— Stated task —
Your task is to copy every line of the entries that contains "Mali".

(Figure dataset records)
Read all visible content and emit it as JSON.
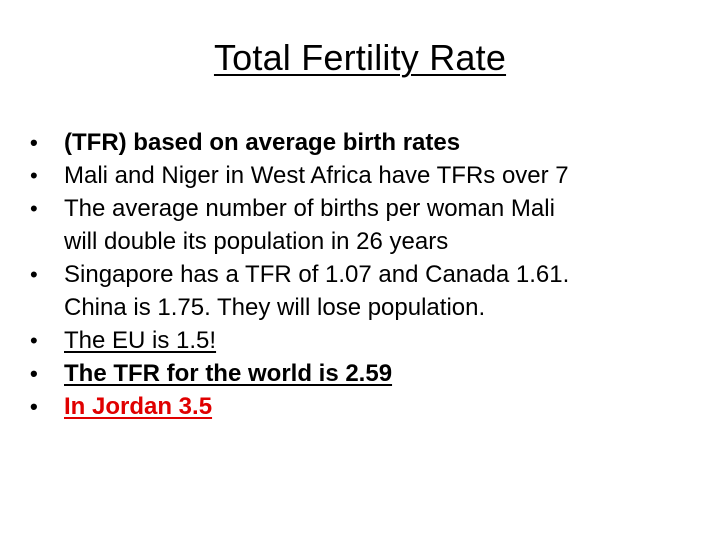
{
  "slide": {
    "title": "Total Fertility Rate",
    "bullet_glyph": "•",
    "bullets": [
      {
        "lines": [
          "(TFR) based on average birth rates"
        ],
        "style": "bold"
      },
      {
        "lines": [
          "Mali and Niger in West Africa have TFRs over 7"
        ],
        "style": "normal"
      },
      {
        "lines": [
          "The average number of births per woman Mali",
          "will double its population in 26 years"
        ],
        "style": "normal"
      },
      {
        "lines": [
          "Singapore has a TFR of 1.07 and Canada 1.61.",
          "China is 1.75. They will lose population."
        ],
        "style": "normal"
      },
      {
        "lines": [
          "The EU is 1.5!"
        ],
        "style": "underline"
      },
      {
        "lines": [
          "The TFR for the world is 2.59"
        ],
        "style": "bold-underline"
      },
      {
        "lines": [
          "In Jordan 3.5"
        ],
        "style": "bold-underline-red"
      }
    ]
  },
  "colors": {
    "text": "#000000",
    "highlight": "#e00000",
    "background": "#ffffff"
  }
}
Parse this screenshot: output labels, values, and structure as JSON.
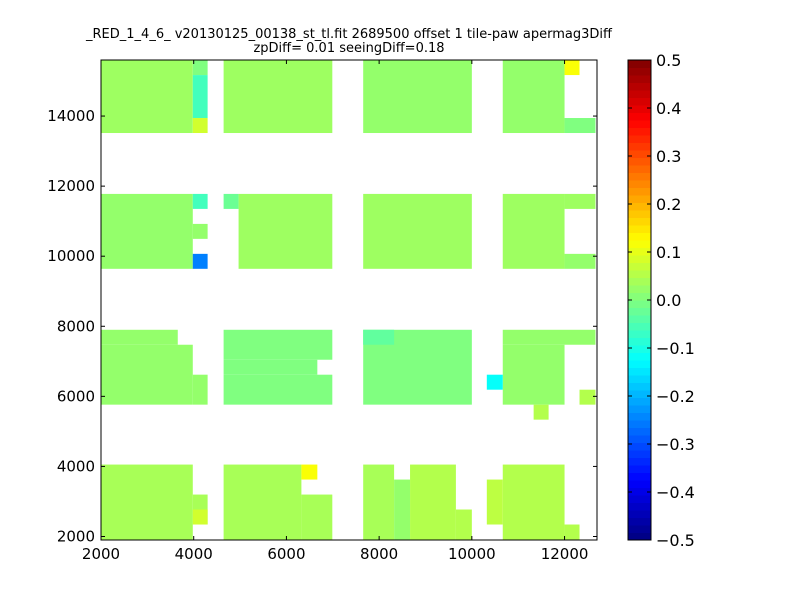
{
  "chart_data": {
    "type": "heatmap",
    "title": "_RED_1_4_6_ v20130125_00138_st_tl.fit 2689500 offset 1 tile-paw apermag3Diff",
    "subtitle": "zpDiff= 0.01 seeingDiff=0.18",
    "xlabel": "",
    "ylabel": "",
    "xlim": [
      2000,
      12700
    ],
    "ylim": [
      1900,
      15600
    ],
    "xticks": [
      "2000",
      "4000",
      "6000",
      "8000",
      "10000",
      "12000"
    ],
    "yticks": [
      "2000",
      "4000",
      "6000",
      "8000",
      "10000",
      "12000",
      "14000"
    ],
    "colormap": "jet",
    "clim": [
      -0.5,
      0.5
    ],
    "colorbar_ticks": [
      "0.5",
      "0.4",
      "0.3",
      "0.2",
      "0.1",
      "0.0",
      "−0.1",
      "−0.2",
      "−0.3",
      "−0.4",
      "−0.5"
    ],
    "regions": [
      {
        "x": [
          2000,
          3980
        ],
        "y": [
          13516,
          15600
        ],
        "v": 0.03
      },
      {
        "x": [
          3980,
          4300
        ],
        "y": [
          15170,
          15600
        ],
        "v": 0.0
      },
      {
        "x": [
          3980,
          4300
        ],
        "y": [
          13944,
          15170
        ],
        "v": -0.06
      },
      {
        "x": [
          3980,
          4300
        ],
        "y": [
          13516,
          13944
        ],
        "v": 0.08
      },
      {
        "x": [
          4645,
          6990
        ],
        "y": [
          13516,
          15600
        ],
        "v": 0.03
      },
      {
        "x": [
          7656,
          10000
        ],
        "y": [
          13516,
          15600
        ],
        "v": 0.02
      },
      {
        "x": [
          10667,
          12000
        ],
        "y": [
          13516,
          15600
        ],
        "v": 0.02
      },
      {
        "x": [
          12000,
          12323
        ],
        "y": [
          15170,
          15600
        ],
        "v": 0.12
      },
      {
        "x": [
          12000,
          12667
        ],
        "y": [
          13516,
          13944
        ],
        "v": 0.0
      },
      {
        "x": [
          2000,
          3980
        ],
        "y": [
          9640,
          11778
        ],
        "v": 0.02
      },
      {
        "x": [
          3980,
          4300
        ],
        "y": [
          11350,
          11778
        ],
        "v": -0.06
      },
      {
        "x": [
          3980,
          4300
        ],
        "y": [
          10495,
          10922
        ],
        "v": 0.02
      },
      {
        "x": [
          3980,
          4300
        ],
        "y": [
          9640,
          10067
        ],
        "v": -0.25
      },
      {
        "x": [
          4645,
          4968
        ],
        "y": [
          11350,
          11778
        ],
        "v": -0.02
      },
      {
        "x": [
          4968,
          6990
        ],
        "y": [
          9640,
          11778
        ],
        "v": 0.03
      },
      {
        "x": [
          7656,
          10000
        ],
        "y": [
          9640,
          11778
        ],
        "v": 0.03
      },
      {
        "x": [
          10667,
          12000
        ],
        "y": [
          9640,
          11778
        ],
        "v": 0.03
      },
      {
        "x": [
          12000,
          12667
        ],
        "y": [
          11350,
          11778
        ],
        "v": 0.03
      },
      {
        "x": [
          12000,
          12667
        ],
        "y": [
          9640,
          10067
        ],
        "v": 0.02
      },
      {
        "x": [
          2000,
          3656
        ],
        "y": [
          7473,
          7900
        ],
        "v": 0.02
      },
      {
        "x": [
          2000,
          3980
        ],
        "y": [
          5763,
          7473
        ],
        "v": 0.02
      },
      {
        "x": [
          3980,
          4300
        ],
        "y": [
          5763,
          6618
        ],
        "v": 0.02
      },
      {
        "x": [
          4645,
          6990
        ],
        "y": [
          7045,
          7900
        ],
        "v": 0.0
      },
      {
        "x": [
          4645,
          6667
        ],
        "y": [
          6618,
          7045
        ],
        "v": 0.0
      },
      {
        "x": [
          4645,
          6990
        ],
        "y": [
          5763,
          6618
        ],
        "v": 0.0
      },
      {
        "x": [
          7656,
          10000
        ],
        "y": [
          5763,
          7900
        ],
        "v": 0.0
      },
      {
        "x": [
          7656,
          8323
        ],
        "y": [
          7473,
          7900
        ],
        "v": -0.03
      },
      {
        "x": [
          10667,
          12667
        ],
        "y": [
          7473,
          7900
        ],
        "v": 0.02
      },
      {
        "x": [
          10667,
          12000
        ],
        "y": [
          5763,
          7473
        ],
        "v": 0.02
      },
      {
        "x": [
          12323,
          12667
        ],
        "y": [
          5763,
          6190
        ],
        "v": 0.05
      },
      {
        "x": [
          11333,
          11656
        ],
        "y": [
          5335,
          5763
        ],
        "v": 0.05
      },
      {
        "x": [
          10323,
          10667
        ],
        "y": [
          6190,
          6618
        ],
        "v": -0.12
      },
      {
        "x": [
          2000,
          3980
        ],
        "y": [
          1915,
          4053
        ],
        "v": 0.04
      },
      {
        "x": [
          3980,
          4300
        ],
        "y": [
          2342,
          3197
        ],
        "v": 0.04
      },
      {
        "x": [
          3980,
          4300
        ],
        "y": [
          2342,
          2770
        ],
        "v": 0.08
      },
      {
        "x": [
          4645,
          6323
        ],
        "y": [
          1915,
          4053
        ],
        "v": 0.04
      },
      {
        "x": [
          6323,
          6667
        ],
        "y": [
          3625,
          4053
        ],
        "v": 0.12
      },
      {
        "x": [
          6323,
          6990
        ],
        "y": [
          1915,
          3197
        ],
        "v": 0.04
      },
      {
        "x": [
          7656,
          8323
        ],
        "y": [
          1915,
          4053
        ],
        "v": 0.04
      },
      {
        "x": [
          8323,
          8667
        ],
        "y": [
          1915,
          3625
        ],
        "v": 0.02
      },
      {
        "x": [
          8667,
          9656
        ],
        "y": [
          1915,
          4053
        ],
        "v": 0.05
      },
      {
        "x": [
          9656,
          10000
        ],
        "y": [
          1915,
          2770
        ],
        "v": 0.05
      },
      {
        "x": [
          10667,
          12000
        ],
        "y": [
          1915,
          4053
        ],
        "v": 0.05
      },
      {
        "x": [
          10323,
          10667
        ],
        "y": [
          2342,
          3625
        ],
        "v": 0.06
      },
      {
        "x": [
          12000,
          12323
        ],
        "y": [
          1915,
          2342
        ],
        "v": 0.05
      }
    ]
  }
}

* * *

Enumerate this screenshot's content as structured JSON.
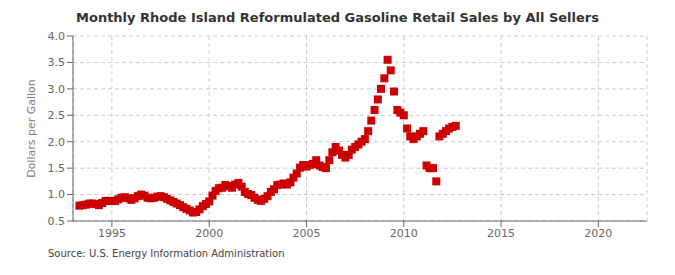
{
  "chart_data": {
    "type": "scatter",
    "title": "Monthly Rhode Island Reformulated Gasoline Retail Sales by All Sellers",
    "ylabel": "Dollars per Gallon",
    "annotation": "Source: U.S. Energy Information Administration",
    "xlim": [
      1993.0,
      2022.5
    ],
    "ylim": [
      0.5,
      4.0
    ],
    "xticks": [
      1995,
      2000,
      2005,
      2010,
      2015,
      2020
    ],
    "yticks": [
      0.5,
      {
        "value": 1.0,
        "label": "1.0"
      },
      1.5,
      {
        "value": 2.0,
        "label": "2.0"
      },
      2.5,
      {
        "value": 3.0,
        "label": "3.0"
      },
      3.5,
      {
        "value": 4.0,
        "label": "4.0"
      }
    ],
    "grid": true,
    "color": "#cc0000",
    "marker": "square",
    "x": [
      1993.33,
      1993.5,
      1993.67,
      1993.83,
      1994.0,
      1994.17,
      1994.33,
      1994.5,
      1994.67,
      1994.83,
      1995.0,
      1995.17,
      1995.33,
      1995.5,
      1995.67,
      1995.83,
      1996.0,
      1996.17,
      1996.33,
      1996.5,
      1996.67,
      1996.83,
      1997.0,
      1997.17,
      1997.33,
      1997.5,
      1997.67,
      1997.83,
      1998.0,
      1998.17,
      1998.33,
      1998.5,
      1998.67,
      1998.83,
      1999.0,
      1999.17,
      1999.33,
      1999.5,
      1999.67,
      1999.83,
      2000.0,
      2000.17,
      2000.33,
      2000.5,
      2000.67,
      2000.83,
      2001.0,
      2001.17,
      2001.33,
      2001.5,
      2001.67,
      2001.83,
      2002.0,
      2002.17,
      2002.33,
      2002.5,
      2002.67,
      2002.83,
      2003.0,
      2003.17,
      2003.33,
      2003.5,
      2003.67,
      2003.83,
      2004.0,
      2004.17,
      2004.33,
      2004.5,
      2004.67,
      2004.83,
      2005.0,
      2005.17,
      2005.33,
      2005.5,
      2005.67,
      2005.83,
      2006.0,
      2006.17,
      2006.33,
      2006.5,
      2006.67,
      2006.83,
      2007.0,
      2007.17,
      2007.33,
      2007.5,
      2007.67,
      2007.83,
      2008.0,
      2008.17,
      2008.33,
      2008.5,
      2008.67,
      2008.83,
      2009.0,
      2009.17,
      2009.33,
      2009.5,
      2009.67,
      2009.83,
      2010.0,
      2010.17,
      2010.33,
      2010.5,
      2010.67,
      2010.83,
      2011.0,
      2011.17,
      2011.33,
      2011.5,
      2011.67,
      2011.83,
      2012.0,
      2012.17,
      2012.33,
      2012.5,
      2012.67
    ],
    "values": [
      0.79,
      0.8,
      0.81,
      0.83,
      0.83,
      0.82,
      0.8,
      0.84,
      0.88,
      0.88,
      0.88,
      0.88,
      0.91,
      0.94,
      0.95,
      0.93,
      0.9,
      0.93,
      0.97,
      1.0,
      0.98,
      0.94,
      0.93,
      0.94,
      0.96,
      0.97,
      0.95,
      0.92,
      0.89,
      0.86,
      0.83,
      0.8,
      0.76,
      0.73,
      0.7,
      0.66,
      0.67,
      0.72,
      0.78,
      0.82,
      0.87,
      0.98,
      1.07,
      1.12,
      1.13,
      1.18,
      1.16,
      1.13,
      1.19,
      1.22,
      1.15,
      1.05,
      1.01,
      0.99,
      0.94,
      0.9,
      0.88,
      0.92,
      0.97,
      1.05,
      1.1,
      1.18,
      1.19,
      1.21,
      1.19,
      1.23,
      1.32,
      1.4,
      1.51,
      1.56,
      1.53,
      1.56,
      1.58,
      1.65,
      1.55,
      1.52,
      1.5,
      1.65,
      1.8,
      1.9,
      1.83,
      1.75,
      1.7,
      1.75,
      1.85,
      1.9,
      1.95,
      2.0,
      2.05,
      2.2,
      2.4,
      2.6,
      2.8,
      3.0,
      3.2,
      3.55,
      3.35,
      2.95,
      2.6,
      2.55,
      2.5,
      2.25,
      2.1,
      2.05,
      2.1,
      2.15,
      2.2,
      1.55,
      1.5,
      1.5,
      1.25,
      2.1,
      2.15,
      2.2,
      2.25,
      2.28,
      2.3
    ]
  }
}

* * *

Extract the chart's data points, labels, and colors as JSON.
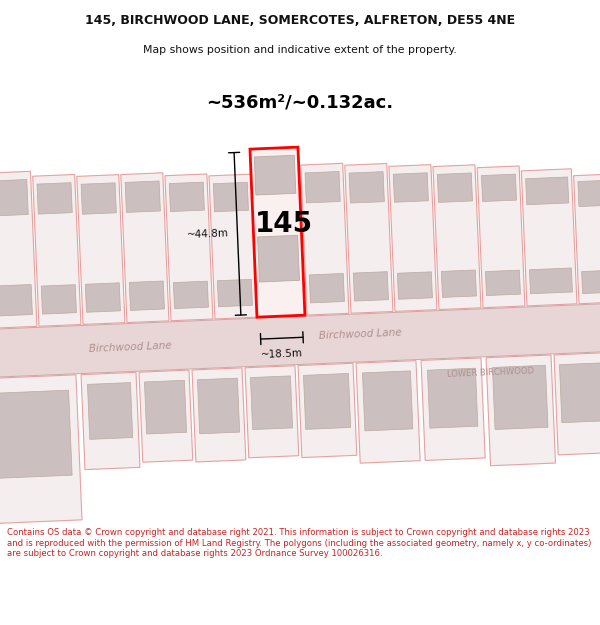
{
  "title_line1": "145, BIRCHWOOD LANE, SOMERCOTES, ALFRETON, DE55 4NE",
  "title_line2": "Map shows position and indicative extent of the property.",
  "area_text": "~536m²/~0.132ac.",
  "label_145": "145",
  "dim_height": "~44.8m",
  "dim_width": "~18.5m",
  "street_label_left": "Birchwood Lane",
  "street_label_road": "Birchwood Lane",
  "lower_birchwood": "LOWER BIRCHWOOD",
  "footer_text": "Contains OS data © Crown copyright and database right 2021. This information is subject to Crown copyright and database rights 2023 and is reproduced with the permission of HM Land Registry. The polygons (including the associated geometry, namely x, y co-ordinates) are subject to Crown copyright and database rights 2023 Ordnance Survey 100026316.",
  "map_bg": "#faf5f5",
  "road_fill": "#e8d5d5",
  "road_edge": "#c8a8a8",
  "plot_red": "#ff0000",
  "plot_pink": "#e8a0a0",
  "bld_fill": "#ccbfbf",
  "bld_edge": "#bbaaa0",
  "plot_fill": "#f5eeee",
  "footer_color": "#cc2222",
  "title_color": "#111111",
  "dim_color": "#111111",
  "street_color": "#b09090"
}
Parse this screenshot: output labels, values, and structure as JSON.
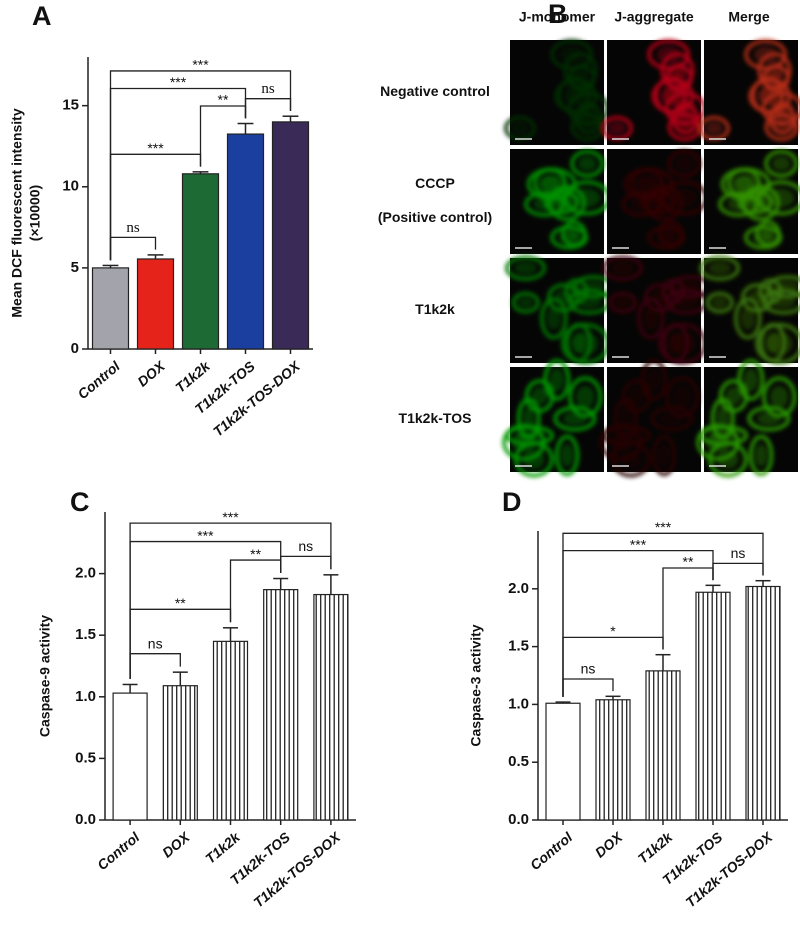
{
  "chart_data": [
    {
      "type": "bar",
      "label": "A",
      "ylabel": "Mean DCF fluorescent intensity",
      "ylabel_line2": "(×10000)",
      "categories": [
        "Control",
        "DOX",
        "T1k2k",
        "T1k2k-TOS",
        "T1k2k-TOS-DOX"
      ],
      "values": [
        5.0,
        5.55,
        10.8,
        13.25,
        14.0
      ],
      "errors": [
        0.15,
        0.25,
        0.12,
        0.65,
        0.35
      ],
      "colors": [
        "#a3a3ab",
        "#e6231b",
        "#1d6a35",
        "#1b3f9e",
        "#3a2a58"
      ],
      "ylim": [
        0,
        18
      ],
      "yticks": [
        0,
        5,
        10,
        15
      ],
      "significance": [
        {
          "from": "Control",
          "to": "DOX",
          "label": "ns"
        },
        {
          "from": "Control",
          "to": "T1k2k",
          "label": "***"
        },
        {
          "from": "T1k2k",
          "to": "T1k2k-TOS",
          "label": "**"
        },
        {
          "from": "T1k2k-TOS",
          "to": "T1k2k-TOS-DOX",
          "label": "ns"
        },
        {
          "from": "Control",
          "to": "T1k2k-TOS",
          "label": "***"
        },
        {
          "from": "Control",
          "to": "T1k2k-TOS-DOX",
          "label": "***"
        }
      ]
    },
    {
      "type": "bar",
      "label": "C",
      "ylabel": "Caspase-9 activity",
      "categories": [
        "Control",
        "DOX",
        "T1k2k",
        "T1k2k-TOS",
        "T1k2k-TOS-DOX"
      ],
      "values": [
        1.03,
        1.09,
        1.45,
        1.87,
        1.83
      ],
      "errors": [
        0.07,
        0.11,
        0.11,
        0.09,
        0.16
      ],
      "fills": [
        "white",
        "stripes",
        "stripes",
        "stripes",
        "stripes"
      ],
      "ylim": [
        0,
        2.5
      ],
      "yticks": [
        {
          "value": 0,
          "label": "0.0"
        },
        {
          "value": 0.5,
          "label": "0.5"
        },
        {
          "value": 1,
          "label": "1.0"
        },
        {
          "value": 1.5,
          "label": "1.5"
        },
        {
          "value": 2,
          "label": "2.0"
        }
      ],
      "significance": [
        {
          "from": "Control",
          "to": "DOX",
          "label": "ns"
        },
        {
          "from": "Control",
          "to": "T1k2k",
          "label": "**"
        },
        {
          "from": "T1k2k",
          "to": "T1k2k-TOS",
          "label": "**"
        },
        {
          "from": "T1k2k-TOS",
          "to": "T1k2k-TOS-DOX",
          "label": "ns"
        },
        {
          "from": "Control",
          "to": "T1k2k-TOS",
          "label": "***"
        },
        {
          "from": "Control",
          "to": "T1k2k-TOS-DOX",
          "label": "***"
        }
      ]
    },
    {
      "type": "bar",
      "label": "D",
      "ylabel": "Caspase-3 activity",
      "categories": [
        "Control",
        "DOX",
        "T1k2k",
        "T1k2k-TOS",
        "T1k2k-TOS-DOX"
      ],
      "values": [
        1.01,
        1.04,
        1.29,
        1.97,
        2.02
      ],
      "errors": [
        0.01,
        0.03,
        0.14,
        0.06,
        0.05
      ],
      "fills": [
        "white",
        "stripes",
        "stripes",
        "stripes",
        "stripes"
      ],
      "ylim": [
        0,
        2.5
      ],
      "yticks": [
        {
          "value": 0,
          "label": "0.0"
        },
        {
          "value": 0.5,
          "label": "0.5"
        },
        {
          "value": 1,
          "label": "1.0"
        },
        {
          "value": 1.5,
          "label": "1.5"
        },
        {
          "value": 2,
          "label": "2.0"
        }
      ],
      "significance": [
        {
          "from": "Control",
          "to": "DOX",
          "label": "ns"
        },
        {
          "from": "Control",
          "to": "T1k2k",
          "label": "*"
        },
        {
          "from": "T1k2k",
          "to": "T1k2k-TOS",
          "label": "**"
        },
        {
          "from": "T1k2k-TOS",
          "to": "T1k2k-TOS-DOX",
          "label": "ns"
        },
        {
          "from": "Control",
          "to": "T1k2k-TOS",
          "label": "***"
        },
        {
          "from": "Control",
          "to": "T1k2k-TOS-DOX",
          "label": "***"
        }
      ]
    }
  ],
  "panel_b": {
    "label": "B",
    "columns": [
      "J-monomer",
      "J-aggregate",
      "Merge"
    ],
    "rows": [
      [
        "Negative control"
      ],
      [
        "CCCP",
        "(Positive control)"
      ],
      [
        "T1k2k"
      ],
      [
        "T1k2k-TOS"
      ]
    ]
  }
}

— Solution below —
          "Mali and Niger in West Africa have TFRs over 7"
          "The average number of births per woman Mali",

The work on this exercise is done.